§ INSTRUCTIONS FOR THE TASK:
Continue the passage about the Le Sartre wine estate in Pessac-Léognan, picking up right after its final sentence.

§ PASSAGE PROVIDED:
□ □ □ □ □

Located between three prestigious first growths in the Pessac-Léognan wine appellation in Bordeaux , Le Sartre draws on a long wine making history dating back to the 19th century. Revived in the late seventies by the Perrin family, owners of Château Carbonnieux , the 90 acres estate has beenmanaged since 2005 by  a team consisting of Marie-José Leriche, the late Antony Perrin’s sister, her husband René and winemaker David Château. David trained with Christophe Roumier (manager and winemaker of the Domaine Georges Roumier in Chambolle-Musigny) and Isabelle Dutartre  (consultant oenologist with De Ponte Cellars, Willamette Valley, Oregon). 

The plantings include 20 acres of Sauvignon Blanc, 4. acres of Semillion Blanc, 28.9 acres Cab Sauvignon, 3.2 acres of Cabernet-Franc, 31.4 acres of Merlot. The average age of the vines is 21 years for the red, and 19 years for the white varieties.

Red wines receive12 month ageing in cask, while white wines are left 9 months in cask with frequent bâtonnage.

□ □ □ □ □

§ DATASET RECORDS:
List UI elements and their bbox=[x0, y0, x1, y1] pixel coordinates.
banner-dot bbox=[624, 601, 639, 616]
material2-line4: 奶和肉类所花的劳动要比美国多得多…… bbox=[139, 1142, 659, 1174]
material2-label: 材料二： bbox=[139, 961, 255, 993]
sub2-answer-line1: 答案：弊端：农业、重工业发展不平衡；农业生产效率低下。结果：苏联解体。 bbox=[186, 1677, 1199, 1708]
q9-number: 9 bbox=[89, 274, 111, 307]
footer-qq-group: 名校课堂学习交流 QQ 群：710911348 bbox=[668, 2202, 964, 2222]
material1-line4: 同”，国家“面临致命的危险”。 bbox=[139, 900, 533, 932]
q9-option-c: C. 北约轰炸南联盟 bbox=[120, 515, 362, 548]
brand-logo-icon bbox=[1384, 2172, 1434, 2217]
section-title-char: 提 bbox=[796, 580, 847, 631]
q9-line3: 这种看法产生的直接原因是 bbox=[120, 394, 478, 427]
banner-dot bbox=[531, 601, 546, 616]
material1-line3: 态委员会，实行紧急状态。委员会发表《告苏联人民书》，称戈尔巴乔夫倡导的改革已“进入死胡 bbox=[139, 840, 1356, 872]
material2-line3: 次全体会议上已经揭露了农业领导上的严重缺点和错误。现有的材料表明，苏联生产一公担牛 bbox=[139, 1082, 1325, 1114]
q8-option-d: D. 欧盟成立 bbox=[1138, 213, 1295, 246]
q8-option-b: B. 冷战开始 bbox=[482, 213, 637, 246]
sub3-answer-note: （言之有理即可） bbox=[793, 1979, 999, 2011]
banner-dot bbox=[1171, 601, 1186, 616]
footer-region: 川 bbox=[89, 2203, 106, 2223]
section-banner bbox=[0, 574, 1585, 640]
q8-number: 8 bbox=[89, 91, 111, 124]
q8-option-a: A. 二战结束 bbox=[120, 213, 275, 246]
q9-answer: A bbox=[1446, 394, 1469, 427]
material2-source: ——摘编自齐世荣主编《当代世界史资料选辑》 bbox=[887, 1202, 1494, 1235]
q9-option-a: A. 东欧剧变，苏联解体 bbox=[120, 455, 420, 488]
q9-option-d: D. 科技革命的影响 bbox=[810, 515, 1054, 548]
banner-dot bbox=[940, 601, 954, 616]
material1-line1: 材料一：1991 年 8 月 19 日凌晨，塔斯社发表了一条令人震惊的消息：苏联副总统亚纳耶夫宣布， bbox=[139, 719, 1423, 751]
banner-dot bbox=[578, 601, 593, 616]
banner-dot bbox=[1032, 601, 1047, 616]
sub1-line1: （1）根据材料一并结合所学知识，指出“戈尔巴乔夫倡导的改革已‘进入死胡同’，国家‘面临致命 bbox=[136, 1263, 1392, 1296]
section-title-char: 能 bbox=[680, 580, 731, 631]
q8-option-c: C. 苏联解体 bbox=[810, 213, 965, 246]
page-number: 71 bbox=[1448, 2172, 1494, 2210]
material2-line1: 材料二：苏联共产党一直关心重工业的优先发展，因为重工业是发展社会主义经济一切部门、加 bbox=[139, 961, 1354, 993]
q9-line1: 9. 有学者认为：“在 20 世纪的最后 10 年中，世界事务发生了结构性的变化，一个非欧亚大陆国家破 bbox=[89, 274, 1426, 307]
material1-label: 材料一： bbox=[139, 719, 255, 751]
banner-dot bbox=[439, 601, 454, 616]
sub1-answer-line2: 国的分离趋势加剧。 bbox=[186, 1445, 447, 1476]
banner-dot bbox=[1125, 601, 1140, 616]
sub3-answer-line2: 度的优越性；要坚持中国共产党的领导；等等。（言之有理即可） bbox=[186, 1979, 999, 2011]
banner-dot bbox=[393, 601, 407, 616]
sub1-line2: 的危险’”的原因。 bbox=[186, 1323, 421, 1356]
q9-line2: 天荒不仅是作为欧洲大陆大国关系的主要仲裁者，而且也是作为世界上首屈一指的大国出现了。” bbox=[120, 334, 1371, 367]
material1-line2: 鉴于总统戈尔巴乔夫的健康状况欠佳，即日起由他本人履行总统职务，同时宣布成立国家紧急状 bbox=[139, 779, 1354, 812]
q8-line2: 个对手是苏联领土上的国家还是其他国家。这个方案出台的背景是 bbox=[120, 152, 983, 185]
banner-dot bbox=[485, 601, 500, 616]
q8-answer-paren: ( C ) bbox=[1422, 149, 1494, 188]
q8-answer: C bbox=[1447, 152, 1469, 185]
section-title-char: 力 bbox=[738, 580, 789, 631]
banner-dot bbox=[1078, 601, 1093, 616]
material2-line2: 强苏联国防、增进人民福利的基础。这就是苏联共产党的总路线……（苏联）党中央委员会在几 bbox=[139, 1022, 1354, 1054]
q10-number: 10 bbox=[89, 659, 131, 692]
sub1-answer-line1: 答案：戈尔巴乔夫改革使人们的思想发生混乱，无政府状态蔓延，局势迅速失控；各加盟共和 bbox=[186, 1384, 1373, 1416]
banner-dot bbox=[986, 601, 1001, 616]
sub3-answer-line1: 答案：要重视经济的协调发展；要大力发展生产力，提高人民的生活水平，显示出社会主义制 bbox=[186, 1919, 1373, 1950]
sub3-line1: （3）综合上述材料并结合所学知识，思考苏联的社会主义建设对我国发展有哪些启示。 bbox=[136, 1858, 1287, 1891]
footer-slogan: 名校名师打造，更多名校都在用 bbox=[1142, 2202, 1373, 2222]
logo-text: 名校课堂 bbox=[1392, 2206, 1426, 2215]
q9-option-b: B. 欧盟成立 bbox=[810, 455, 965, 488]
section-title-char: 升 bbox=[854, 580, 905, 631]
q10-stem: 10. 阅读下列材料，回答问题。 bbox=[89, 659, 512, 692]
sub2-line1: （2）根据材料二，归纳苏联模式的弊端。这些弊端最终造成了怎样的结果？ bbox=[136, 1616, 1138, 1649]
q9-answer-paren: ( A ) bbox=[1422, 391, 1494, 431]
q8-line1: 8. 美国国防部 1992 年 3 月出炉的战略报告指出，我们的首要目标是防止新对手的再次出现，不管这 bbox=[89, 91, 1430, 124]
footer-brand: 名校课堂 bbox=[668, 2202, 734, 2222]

□ □ □ □ □

§ OUTPUT OF THE EXERCISE:
The Grape

Sauv.Blanc & Sémillon

Sauv.Blanc & Sémillon

The blend used for White Graves and Sauternes and rarely encountered outside France. In the great dry whites of Graves, Sauvignon Blanc tends to predominate in the blend, although properties such as Smith Haut Lafite use 100% Sauvignon Blanc while others such as Laville Haut Brion have as much as 60% Sémillon in their final blends. Sauvignon Blanc wines can lose their freshness and fruit after a couple of years in bottle - if blended with Sémillon, then the latter bolsters the wine when the initial fruit from the Sauvignon fades. Ultimately Sauvignon Blanc gives the wine its aroma and raciness while Sémillon gives it backbone and longevity.

In Sauternes, Sémillon is dominant, with Sauvignon Blanc playing a supporting role - it is generally harvested about 10 days before Sémillon and the botrytis concentrates its sweetness and dampens Sauvignon Blanc`s naturally pungent aroma. It contributes acidity, zip and freshness to Sauternes and is an important component of the blend.

The Region

Pessac-Leognan

Pessac-Leognan

In 1986 a new communal district was created within Graves, in Bordeaux,  based on the districts of Pessac and Léognan, the first of which lies within the suburbs of the city. Essentially this came about through pressure from Pessac-Léognan vignerons, who wished to disassociate themselves from growers with predominately sandy soils further south in Graves.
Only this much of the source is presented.